Copy out each line that has "first" in it.

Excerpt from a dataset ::
··········
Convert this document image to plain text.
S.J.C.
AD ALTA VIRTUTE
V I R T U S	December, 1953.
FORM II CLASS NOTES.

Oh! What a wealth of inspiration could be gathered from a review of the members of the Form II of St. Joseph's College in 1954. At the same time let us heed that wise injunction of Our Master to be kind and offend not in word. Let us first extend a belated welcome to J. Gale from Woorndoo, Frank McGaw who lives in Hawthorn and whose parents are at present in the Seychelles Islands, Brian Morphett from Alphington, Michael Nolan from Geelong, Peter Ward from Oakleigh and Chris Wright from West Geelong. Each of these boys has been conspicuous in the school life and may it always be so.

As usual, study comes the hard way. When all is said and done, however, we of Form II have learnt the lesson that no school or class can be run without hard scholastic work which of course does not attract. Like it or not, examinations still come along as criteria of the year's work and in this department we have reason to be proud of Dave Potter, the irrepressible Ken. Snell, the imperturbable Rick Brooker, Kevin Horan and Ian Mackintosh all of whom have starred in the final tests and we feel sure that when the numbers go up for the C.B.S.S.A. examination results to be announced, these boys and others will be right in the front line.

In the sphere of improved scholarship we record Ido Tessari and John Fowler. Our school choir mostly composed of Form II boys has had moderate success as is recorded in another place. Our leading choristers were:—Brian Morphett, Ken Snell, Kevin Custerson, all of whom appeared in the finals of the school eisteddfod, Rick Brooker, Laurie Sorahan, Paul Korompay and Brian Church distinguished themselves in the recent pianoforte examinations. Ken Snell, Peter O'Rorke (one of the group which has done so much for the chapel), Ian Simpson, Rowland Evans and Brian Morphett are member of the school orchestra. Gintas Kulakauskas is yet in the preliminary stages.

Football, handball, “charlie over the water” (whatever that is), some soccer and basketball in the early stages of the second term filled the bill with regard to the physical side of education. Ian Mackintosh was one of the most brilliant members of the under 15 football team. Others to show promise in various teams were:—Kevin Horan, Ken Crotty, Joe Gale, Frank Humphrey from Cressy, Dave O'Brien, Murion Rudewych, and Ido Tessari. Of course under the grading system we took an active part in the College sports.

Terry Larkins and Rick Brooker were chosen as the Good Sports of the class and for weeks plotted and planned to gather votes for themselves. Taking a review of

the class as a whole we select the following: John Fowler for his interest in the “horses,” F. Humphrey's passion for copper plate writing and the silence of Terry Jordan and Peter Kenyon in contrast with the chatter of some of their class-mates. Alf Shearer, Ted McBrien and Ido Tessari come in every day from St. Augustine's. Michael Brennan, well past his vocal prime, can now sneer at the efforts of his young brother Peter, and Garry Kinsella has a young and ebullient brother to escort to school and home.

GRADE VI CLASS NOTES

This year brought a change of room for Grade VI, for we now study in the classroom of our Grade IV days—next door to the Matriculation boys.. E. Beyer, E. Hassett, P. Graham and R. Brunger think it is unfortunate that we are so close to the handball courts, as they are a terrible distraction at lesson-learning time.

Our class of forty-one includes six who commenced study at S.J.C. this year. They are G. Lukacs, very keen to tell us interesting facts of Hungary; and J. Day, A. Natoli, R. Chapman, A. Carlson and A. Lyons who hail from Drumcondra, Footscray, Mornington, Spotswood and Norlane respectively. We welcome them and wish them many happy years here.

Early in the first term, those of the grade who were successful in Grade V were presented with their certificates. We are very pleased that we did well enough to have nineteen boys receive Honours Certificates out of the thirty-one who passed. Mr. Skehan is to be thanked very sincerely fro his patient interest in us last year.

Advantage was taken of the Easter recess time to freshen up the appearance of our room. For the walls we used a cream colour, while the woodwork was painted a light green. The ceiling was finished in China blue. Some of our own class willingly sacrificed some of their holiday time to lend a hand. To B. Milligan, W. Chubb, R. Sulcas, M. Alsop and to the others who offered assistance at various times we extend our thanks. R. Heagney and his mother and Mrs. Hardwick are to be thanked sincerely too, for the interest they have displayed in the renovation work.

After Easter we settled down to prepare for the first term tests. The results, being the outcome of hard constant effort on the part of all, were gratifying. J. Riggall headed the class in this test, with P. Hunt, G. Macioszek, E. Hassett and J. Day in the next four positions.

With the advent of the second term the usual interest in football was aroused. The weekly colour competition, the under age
··········
WRITTEN RESPONSE ::
Oh! What a wealth of inspiration could be gathered from a review of the members of the Form II of St. Joseph's College in 1954. At the same time let us heed that wise injunction of Our Master to be kind and offend not in word. Let us first extend a belated welcome to J. Gale from Woorndoo, Frank McGaw who lives in Hawthorn and whose parents are at present in the Seychelles Islands, Brian Morphett from Alphington, Michael Nolan from Geelong, Peter Ward from Oakleigh and Chris Wright from West Geelong. Each of these boys has been conspicuous in the school life and may it always be so.
Early in the first term, those of the grade who were successful in Grade V were presented with their certificates. We are very pleased that we did well enough to have nineteen boys receive Honours Certificates out of the thirty-one who passed. Mr. Skehan is to be thanked very sincerely fro his patient interest in us last year.
After Easter we settled down to prepare for the first term tests. The results, being the outcome of hard constant effort on the part of all, were gratifying. J. Riggall headed the class in this test, with P. Hunt, G. Macioszek, E. Hassett and J. Day in the next four positions.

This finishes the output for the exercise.